__Aim of the task__. Copy the data from the line containing "axes-frame bbox=[78, 37, 802, 255]" through the line containing "y-tick-label: 10 bbox=[55, 212, 72, 227]", replacing "spectrum-line" with "spectrum-curve" and leaving everything else unchanged.

__Rows__.
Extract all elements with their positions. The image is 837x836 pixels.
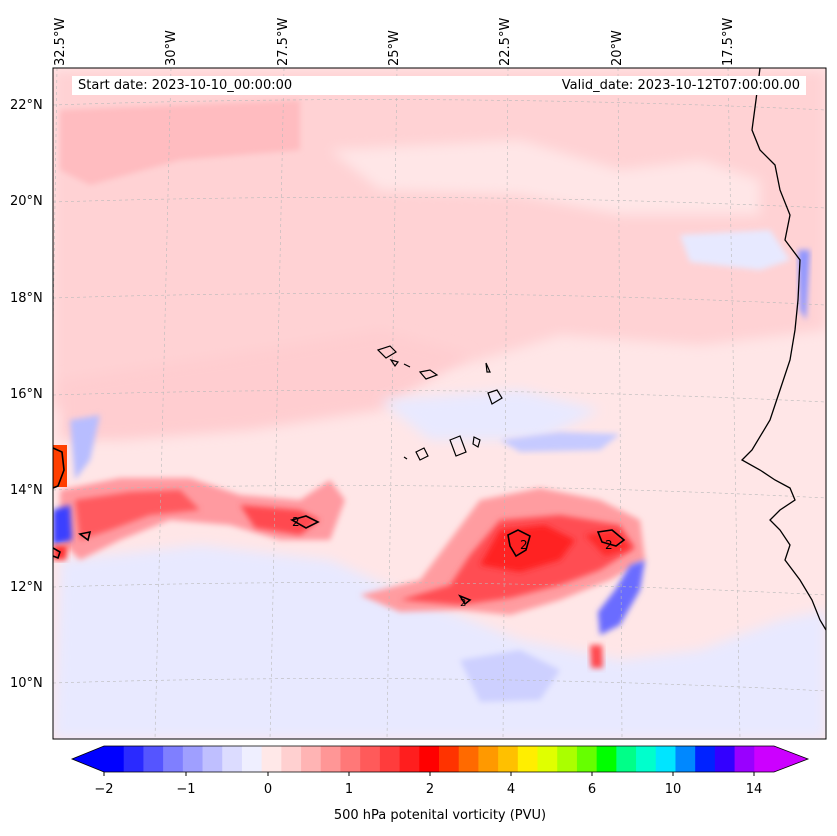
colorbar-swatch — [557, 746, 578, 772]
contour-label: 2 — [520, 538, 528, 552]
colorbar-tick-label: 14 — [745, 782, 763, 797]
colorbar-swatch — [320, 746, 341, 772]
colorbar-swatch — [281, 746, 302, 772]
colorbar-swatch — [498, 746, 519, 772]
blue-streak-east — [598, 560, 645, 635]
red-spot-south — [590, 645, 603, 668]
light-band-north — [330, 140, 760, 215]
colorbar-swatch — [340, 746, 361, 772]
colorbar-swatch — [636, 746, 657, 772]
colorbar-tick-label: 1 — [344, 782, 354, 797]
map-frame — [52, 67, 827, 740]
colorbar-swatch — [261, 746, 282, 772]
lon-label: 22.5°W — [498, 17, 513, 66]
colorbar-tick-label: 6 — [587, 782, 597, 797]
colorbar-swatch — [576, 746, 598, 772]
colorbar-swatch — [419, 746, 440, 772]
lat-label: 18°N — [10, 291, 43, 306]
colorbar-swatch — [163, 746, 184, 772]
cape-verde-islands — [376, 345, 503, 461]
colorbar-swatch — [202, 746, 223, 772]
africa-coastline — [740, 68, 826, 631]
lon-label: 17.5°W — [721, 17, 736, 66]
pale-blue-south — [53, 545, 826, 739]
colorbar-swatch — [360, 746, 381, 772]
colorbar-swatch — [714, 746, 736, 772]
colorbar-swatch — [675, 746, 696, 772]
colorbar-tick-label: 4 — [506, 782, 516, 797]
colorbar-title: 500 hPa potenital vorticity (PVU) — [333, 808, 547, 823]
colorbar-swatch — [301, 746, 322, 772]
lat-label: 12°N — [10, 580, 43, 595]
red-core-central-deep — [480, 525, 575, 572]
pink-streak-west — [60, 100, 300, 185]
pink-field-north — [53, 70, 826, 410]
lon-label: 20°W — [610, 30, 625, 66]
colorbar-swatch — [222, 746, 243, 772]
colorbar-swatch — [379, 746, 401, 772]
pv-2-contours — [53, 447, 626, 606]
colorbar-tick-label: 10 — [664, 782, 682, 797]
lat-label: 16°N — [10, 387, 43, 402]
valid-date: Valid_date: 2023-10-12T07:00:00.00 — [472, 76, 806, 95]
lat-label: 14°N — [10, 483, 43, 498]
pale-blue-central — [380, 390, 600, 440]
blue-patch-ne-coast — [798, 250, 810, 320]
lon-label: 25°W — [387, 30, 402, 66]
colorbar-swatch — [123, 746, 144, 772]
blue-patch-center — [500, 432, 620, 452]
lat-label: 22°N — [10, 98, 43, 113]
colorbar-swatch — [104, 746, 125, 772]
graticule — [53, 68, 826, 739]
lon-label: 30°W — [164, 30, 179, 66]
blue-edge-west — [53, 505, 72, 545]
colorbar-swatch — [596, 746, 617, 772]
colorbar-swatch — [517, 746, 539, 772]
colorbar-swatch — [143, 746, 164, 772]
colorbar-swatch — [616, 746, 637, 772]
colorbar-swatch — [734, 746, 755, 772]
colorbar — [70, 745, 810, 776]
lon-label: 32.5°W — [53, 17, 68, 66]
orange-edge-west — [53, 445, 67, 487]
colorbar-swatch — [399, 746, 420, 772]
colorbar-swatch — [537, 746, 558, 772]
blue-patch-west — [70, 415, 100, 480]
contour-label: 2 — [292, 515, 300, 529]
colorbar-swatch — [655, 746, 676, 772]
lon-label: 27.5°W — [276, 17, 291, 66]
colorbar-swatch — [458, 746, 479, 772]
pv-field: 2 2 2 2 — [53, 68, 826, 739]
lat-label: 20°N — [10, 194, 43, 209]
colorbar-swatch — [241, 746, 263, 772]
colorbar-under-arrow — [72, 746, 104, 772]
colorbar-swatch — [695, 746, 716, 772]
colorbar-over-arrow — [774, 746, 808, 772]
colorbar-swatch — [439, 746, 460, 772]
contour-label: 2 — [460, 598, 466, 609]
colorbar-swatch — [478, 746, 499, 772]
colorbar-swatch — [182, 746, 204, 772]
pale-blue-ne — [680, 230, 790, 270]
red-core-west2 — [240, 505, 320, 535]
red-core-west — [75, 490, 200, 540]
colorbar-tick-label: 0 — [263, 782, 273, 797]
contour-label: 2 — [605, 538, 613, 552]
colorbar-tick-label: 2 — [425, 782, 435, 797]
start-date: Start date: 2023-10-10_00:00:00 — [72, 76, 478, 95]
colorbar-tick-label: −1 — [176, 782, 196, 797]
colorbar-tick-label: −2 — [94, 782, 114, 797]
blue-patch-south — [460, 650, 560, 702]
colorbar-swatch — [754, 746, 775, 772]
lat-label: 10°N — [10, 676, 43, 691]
==
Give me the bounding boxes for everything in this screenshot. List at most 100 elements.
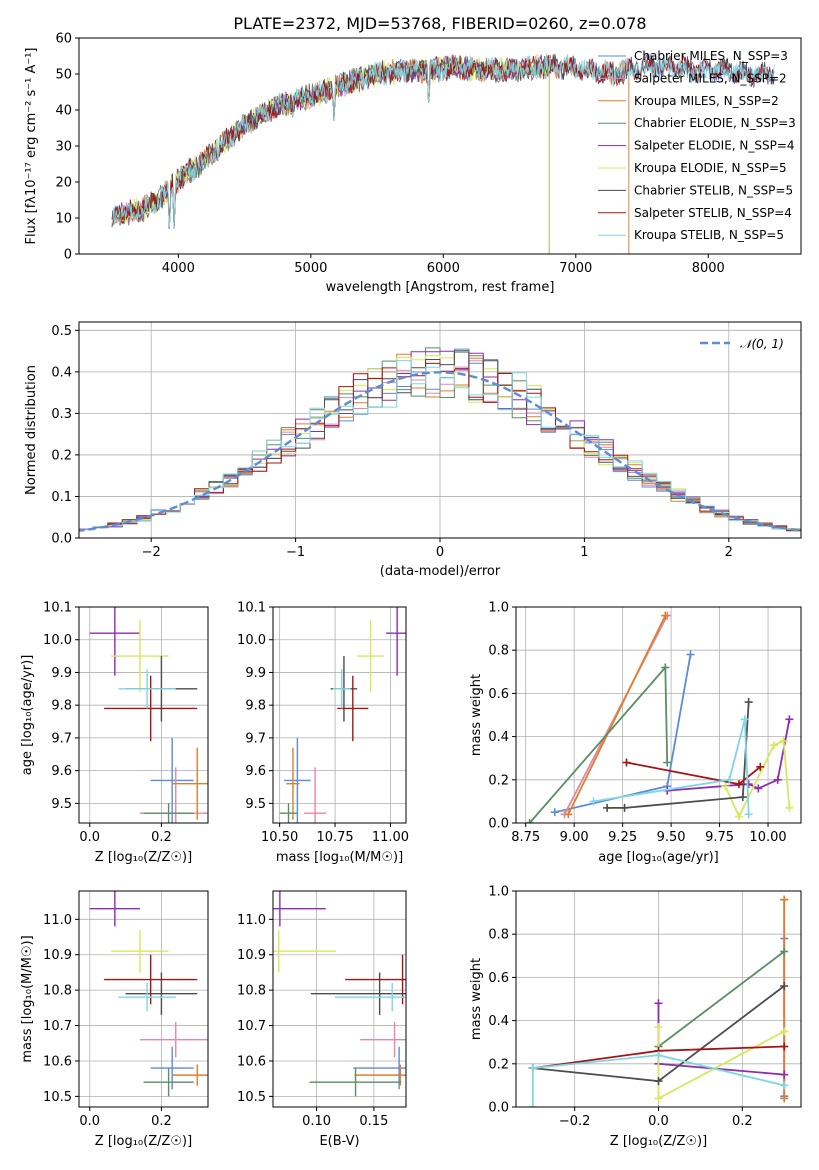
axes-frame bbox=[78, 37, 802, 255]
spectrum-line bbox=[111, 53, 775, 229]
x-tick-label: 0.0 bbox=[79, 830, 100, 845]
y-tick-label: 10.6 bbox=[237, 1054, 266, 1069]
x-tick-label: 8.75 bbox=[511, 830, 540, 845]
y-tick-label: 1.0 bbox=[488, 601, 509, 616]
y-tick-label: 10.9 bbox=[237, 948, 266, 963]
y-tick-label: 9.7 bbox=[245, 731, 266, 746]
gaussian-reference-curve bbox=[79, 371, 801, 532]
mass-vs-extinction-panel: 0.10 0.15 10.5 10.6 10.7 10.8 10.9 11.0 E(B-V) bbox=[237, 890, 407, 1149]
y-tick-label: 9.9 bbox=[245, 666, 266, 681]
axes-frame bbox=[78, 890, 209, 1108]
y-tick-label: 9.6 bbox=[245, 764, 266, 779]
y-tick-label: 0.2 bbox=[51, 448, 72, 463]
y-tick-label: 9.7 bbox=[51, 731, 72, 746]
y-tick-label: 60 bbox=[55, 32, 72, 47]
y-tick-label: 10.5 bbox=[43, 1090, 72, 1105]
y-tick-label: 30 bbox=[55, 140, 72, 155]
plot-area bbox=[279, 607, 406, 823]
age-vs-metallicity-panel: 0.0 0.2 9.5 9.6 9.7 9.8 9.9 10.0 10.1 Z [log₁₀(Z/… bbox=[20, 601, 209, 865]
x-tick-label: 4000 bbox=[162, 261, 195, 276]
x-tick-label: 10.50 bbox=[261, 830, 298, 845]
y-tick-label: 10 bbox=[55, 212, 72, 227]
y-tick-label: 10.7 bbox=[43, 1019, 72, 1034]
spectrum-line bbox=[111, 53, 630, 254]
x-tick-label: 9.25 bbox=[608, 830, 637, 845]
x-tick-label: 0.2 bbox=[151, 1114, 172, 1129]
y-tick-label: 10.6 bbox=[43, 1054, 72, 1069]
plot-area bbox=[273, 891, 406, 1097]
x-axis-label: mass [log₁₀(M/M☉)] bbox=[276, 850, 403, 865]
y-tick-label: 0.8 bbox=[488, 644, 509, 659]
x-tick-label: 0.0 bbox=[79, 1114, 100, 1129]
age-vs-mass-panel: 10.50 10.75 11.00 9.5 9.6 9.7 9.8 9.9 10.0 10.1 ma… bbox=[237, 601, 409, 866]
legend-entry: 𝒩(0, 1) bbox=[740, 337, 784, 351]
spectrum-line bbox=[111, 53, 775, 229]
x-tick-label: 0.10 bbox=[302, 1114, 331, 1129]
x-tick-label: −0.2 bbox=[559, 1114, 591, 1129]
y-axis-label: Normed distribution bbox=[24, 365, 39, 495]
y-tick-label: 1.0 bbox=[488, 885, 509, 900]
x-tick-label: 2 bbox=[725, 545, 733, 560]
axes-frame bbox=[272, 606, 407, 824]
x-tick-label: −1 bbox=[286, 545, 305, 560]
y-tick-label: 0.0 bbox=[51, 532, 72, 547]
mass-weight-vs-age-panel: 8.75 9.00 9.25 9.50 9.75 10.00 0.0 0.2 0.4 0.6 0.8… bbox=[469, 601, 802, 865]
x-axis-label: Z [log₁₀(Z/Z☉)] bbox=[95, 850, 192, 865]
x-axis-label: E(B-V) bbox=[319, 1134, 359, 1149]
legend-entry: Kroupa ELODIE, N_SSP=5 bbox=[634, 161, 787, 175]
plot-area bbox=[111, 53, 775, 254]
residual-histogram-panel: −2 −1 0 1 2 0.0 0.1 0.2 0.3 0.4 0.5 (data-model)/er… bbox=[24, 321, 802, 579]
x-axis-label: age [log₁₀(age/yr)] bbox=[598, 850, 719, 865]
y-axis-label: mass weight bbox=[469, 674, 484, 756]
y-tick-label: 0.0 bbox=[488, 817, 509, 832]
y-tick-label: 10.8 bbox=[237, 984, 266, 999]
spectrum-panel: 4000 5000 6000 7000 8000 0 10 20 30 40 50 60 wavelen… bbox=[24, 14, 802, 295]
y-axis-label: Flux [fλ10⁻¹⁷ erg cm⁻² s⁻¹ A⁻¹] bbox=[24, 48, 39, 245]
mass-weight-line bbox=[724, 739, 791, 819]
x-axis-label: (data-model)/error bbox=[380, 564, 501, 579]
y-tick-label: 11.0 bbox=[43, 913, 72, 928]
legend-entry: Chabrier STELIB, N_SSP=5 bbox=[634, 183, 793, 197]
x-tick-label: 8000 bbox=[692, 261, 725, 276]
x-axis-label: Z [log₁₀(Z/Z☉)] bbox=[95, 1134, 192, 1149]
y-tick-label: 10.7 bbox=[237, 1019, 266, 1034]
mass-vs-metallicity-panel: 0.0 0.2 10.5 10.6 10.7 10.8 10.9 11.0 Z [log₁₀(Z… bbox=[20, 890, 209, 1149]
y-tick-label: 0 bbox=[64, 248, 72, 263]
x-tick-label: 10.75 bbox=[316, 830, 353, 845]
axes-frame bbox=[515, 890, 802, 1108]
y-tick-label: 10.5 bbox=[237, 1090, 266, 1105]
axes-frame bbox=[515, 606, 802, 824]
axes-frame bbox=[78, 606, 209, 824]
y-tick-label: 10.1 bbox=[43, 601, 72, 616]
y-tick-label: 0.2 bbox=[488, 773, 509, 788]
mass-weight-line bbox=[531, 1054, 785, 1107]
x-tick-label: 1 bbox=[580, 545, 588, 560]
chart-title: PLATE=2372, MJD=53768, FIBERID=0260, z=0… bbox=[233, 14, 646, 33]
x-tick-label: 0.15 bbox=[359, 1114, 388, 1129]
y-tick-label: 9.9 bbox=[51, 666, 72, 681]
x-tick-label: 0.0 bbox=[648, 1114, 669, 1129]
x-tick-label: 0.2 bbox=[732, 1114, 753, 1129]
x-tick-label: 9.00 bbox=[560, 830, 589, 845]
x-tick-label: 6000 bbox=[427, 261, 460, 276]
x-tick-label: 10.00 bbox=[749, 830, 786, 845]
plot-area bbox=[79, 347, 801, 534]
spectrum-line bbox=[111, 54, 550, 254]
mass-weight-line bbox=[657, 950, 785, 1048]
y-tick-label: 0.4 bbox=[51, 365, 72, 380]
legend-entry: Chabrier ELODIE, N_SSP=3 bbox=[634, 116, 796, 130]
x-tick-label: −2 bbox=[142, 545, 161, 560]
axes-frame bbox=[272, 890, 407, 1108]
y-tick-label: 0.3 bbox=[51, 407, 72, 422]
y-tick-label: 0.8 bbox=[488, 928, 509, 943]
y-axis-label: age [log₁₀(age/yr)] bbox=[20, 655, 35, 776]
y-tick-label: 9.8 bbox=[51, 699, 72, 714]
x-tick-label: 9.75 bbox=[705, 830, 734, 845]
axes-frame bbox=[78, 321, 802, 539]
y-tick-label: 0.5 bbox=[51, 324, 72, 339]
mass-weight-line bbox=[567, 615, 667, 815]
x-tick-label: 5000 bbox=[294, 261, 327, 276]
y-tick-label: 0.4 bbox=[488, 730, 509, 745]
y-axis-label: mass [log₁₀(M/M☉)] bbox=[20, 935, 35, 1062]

__Exercise output__.
axes-frame bbox=[78, 37, 802, 255]
spectrum-curve bbox=[111, 53, 775, 229]
x-tick-label: 0.0 bbox=[79, 830, 100, 845]
y-tick-label: 10.6 bbox=[237, 1054, 266, 1069]
x-tick-label: 8.75 bbox=[511, 830, 540, 845]
y-tick-label: 1.0 bbox=[488, 601, 509, 616]
y-tick-label: 10.9 bbox=[237, 948, 266, 963]
y-tick-label: 9.7 bbox=[245, 731, 266, 746]
gaussian-reference-curve bbox=[79, 371, 801, 532]
mass-vs-extinction-panel: 0.10 0.15 10.5 10.6 10.7 10.8 10.9 11.0 E(B-V) bbox=[237, 890, 407, 1149]
y-tick-label: 9.9 bbox=[245, 666, 266, 681]
axes-frame bbox=[78, 890, 209, 1108]
y-tick-label: 9.6 bbox=[245, 764, 266, 779]
y-tick-label: 0.2 bbox=[51, 448, 72, 463]
y-tick-label: 9.7 bbox=[51, 731, 72, 746]
y-tick-label: 60 bbox=[55, 32, 72, 47]
y-tick-label: 10.5 bbox=[43, 1090, 72, 1105]
y-tick-label: 30 bbox=[55, 140, 72, 155]
plot-area bbox=[279, 607, 406, 823]
age-vs-metallicity-panel: 0.0 0.2 9.5 9.6 9.7 9.8 9.9 10.0 10.1 Z [log₁₀(Z/… bbox=[20, 601, 209, 865]
x-tick-label: 4000 bbox=[162, 261, 195, 276]
x-tick-label: 10.50 bbox=[261, 830, 298, 845]
y-tick-label: 10 bbox=[55, 212, 72, 227]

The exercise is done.